* Written task: Your task is to repeat the entries exactly. Leave the pictures out.

* Entries:
——

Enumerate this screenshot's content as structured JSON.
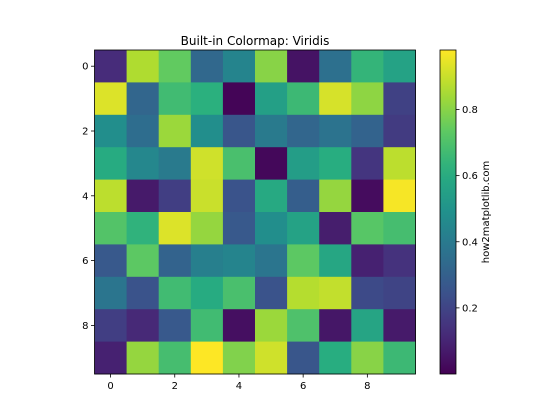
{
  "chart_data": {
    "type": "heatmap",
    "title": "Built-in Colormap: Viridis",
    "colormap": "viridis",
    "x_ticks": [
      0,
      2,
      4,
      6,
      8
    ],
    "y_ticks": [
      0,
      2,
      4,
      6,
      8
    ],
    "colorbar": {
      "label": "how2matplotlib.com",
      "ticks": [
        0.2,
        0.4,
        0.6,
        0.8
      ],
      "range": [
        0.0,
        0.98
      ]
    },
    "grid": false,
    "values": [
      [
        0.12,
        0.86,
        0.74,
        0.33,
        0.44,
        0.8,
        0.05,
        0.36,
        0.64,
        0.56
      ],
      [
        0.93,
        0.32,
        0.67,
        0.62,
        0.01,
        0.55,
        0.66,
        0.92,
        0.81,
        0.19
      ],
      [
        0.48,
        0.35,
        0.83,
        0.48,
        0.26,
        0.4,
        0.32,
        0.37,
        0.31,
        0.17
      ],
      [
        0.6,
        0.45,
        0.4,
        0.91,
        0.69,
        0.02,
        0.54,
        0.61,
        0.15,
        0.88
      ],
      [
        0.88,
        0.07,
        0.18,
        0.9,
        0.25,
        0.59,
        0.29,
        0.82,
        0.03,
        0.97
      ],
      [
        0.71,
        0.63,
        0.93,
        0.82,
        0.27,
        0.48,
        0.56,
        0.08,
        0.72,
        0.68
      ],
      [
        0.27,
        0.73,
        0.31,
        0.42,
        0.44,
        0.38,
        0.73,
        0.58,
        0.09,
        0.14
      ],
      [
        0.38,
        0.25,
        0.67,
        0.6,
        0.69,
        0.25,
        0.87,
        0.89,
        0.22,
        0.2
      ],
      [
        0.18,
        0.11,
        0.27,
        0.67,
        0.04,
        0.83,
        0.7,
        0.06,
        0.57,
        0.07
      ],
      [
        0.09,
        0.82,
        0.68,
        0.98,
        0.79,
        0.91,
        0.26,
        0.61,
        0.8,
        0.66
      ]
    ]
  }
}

——

* Solution for this exercise:
Enumerate this screenshot's content as structured JSON.
{
  "chart_data": {
    "type": "heatmap",
    "title": "Built-in Colormap: Viridis",
    "colormap": "viridis",
    "x_ticks": [
      0,
      2,
      4,
      6,
      8
    ],
    "y_ticks": [
      0,
      2,
      4,
      6,
      8
    ],
    "colorbar": {
      "label": "how2matplotlib.com",
      "ticks": [
        0.2,
        0.4,
        0.6,
        0.8
      ],
      "range": [
        0.0,
        0.98
      ]
    },
    "grid": false,
    "values": [
      [
        0.12,
        0.86,
        0.74,
        0.33,
        0.44,
        0.8,
        0.05,
        0.36,
        0.64,
        0.56
      ],
      [
        0.93,
        0.32,
        0.67,
        0.62,
        0.01,
        0.55,
        0.66,
        0.92,
        0.81,
        0.19
      ],
      [
        0.48,
        0.35,
        0.83,
        0.48,
        0.26,
        0.4,
        0.32,
        0.37,
        0.31,
        0.17
      ],
      [
        0.6,
        0.45,
        0.4,
        0.91,
        0.69,
        0.02,
        0.54,
        0.61,
        0.15,
        0.88
      ],
      [
        0.88,
        0.07,
        0.18,
        0.9,
        0.25,
        0.59,
        0.29,
        0.82,
        0.03,
        0.97
      ],
      [
        0.71,
        0.63,
        0.93,
        0.82,
        0.27,
        0.48,
        0.56,
        0.08,
        0.72,
        0.68
      ],
      [
        0.27,
        0.73,
        0.31,
        0.42,
        0.44,
        0.38,
        0.73,
        0.58,
        0.09,
        0.14
      ],
      [
        0.38,
        0.25,
        0.67,
        0.6,
        0.69,
        0.25,
        0.87,
        0.89,
        0.22,
        0.2
      ],
      [
        0.18,
        0.11,
        0.27,
        0.67,
        0.04,
        0.83,
        0.7,
        0.06,
        0.57,
        0.07
      ],
      [
        0.09,
        0.82,
        0.68,
        0.98,
        0.79,
        0.91,
        0.26,
        0.61,
        0.8,
        0.66
      ]
    ]
  }
}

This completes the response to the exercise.